Brief: Duplicate the passage of the text on the plant genus Oxossia from "Oxossia is a" to "or red petals.".

Text under study:
* * *

Genus of flowering plants

Oxossia is a genus of flowering plants in the subfamily Turneroideae (Passifloraceae) consisting of 15 species. This genus was recently defined in 2019 after a phylogenetic analysis of Turnera justified the creation of the genus.

==Description==
The genus is characterized by its stipules, small flowers, congested inflorescences, "hairy" stamen and style, and the attachment of stamen to the floral tube. All members of the genus are heterostylous with the exception of O. dasystyla. The genus can be divided into two morphological groups: those with white petals and those with yellow pink or red petals.

* * *

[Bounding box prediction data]
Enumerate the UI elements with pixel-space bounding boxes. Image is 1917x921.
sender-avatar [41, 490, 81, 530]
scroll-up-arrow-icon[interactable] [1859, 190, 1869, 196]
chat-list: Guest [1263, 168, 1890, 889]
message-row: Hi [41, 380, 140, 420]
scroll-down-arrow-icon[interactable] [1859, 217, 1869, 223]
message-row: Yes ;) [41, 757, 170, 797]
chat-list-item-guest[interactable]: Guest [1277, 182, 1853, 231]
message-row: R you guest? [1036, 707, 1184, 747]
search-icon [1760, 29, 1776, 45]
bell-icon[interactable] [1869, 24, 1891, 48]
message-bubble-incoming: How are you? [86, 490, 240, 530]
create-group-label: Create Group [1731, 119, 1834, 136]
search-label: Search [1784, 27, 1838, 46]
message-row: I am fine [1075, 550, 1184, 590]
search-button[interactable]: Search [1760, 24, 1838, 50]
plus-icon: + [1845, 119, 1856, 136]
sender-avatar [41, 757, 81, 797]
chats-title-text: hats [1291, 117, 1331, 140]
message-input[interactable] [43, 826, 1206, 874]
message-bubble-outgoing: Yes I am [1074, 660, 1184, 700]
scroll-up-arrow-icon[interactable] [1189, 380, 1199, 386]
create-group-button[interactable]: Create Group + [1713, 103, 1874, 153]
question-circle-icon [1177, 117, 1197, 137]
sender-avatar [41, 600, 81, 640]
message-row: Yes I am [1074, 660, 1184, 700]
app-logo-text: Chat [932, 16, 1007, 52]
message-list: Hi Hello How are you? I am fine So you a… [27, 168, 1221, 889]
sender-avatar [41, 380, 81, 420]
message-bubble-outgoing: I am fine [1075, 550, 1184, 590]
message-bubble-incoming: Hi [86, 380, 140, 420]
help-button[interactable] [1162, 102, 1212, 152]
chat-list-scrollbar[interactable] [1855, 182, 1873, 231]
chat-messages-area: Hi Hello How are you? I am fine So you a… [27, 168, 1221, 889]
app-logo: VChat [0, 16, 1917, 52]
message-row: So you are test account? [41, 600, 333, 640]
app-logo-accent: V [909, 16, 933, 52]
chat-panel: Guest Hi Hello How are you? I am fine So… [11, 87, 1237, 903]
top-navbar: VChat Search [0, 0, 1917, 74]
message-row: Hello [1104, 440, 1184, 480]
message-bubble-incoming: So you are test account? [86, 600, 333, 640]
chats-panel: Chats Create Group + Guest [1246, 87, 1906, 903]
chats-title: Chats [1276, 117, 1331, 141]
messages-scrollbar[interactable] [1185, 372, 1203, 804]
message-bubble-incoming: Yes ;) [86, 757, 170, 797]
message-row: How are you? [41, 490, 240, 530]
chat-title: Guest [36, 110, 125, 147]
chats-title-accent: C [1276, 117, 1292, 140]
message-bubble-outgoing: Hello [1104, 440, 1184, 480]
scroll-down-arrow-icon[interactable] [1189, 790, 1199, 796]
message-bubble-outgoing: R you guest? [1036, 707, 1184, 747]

* * *

Finished exercise:
Oxossia is a genus of flowering plants in the subfamily Turneroideae (Passifloraceae) consisting of 15 species. This genus was recently defined in 2019 after a phylogenetic analysis of Turnera justified the creation of the genus.

==Description==
The genus is characterized by its stipules, small flowers, congested inflorescences, "hairy" stamen and style, and the attachment of stamen to the floral tube. All members of the genus are heterostylous with the exception of O. dasystyla. The genus can be divided into two morphological groups: those with white petals and those with yellow pink or red petals.